_Stated problem_. Return each line of the listing below, unchanged, and omit the images.

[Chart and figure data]

——

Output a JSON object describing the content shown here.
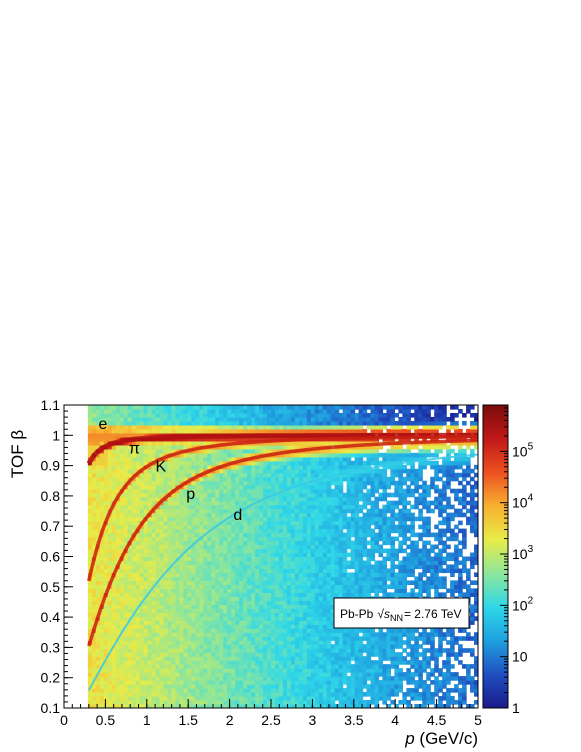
{
  "chart_data": {
    "type": "heatmap",
    "xlabel": {
      "var": "p",
      "unit": " (GeV/c)"
    },
    "ylabel": "TOF β",
    "xlim": [
      0,
      5
    ],
    "ylim": [
      0.1,
      1.1
    ],
    "x_ticks": [
      "0",
      "0.5",
      "1",
      "1.5",
      "2",
      "2.5",
      "3",
      "3.5",
      "4",
      "4.5",
      "5"
    ],
    "y_ticks": [
      "0.1",
      "0.2",
      "0.3",
      "0.4",
      "0.5",
      "0.6",
      "0.7",
      "0.8",
      "0.9",
      "1",
      "1.1"
    ],
    "z_scale": "log",
    "z_range": [
      1,
      800000
    ],
    "z_ticks": [
      {
        "value": 1,
        "label": "1"
      },
      {
        "value": 10,
        "label": "10"
      },
      {
        "value": 100,
        "label": "10",
        "exp": "2"
      },
      {
        "value": 1000,
        "label": "10",
        "exp": "3"
      },
      {
        "value": 10000,
        "label": "10",
        "exp": "4"
      },
      {
        "value": 100000,
        "label": "10",
        "exp": "5"
      }
    ],
    "palette": [
      "#1a1a8a",
      "#1f4fc0",
      "#1fa0e0",
      "#2fd8e8",
      "#8ee69a",
      "#e8ec48",
      "#f8b030",
      "#ec5020",
      "#c01818",
      "#7a0c0c"
    ],
    "bands": [
      {
        "label": "e",
        "mass": 0.000511,
        "label_at": [
          0.47,
          1.02
        ]
      },
      {
        "label": "π",
        "mass": 0.1396,
        "label_at": [
          0.85,
          0.94
        ]
      },
      {
        "label": "K",
        "mass": 0.4937,
        "label_at": [
          1.17,
          0.88
        ]
      },
      {
        "label": "p",
        "mass": 0.9383,
        "label_at": [
          1.53,
          0.79
        ]
      },
      {
        "label": "d",
        "mass": 1.8756,
        "label_at": [
          2.1,
          0.72
        ]
      }
    ],
    "legend": {
      "system": "Pb-Pb",
      "sqrt": "s",
      "sub": "NN",
      "energy": "= 2.76 TeV"
    }
  }
}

——

_Exercise result_.
Output a JSON object describing the content shown here.
{
  "chart_data": {
    "type": "heatmap",
    "xlabel": {
      "var": "p",
      "unit": " (GeV/c)"
    },
    "ylabel": "TOF β",
    "xlim": [
      0,
      5
    ],
    "ylim": [
      0.1,
      1.1
    ],
    "x_ticks": [
      "0",
      "0.5",
      "1",
      "1.5",
      "2",
      "2.5",
      "3",
      "3.5",
      "4",
      "4.5",
      "5"
    ],
    "y_ticks": [
      "0.1",
      "0.2",
      "0.3",
      "0.4",
      "0.5",
      "0.6",
      "0.7",
      "0.8",
      "0.9",
      "1",
      "1.1"
    ],
    "z_scale": "log",
    "z_range": [
      1,
      800000
    ],
    "z_ticks": [
      {
        "value": 1,
        "label": "1"
      },
      {
        "value": 10,
        "label": "10"
      },
      {
        "value": 100,
        "label": "10",
        "exp": "2"
      },
      {
        "value": 1000,
        "label": "10",
        "exp": "3"
      },
      {
        "value": 10000,
        "label": "10",
        "exp": "4"
      },
      {
        "value": 100000,
        "label": "10",
        "exp": "5"
      }
    ],
    "palette": [
      "#1a1a8a",
      "#1f4fc0",
      "#1fa0e0",
      "#2fd8e8",
      "#8ee69a",
      "#e8ec48",
      "#f8b030",
      "#ec5020",
      "#c01818",
      "#7a0c0c"
    ],
    "bands": [
      {
        "label": "e",
        "mass": 0.000511,
        "label_at": [
          0.47,
          1.02
        ]
      },
      {
        "label": "π",
        "mass": 0.1396,
        "label_at": [
          0.85,
          0.94
        ]
      },
      {
        "label": "K",
        "mass": 0.4937,
        "label_at": [
          1.17,
          0.88
        ]
      },
      {
        "label": "p",
        "mass": 0.9383,
        "label_at": [
          1.53,
          0.79
        ]
      },
      {
        "label": "d",
        "mass": 1.8756,
        "label_at": [
          2.1,
          0.72
        ]
      }
    ],
    "legend": {
      "system": "Pb-Pb",
      "sqrt": "s",
      "sub": "NN",
      "energy": "= 2.76 TeV"
    }
  }
}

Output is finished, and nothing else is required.